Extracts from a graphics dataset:

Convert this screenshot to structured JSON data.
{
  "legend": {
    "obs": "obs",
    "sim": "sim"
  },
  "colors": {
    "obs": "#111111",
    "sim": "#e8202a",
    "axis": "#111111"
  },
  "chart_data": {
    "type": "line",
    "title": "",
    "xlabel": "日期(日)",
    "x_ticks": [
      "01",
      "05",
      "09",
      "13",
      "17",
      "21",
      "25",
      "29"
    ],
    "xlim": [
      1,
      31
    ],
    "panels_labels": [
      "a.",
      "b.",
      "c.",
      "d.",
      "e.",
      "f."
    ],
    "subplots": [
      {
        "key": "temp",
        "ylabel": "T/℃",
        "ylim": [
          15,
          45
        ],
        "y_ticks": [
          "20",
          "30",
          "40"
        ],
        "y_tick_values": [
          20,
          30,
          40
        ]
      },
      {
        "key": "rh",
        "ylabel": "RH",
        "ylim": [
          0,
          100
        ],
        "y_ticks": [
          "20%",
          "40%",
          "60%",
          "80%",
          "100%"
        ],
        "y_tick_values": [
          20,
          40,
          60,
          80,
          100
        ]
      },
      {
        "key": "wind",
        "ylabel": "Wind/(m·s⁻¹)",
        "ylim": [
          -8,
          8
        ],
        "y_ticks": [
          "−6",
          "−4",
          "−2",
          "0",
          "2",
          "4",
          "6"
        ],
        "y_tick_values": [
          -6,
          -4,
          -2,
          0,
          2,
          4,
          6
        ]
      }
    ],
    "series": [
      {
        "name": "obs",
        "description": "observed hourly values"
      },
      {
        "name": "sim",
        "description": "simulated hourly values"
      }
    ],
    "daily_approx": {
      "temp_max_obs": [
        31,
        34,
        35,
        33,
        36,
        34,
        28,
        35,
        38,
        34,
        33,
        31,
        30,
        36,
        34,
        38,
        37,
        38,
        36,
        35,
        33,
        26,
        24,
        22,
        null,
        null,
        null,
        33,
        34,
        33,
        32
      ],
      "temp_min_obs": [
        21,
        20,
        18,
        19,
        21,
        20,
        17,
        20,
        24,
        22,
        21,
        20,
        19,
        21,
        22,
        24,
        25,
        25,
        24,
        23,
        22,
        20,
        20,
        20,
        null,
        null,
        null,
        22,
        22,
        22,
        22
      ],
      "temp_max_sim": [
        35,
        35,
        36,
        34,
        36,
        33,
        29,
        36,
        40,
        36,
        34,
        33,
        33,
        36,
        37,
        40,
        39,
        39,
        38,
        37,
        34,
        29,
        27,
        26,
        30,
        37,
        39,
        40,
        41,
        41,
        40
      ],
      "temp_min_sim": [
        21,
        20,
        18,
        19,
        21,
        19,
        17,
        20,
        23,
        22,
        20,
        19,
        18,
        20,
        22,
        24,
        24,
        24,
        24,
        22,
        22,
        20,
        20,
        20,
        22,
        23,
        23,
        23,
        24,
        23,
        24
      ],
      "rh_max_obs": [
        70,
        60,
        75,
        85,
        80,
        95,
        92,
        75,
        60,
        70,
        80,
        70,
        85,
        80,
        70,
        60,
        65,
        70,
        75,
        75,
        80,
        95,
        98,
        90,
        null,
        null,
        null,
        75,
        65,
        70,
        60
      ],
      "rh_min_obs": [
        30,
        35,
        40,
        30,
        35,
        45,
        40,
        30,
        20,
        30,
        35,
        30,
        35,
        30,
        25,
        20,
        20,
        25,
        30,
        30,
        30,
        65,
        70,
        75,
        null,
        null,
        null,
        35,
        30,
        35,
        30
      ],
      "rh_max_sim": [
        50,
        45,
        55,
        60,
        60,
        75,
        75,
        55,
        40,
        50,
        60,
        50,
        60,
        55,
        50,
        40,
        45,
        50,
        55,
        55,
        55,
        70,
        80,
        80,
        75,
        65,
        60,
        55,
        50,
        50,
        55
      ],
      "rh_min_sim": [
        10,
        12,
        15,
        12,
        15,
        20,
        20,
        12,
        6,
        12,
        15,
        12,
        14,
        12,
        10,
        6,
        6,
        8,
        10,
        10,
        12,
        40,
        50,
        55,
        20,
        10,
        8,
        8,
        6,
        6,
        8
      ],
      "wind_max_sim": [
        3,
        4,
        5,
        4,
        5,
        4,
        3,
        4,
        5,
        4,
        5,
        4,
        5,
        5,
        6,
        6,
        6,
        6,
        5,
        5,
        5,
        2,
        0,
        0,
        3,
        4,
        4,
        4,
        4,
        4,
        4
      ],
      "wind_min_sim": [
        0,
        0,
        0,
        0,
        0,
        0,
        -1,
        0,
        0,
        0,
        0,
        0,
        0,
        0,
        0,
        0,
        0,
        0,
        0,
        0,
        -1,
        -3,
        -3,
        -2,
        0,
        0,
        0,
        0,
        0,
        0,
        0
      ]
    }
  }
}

■ DIRECTIONS FOR THIS TASK:
Using the entries above, return each line in which the word "description" occurs.

■ ANSWER TO THE PROBLEM:
        "description": "observed hourly values"
        "description": "simulated hourly values"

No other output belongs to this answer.